To do | Across the entries below, count the lines in which the word "icon" occurs. Reply with the count alone.

Data to use |
'''

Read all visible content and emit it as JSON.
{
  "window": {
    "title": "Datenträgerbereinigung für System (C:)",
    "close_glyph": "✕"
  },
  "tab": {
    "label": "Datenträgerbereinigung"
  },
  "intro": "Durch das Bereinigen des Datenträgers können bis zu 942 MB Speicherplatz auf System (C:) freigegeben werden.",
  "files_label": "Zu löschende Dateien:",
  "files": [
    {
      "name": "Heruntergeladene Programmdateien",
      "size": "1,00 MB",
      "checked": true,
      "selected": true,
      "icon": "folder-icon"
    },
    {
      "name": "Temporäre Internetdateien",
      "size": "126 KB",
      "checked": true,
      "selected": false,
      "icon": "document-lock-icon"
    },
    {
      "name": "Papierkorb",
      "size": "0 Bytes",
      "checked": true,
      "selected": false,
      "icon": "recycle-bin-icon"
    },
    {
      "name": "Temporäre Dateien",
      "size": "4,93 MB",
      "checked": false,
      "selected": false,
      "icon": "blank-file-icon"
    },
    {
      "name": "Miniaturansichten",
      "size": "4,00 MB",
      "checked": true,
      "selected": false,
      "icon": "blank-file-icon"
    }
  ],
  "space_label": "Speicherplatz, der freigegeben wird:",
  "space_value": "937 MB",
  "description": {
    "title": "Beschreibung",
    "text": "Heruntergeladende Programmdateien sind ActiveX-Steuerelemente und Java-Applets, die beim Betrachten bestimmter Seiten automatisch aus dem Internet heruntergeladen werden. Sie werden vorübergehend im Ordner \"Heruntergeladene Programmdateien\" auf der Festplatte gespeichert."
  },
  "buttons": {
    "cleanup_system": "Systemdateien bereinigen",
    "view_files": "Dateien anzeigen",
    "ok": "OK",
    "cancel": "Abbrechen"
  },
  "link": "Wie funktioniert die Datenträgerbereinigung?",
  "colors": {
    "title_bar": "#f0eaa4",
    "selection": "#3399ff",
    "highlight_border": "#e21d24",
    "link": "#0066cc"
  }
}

'''

Answer to the exercise | 5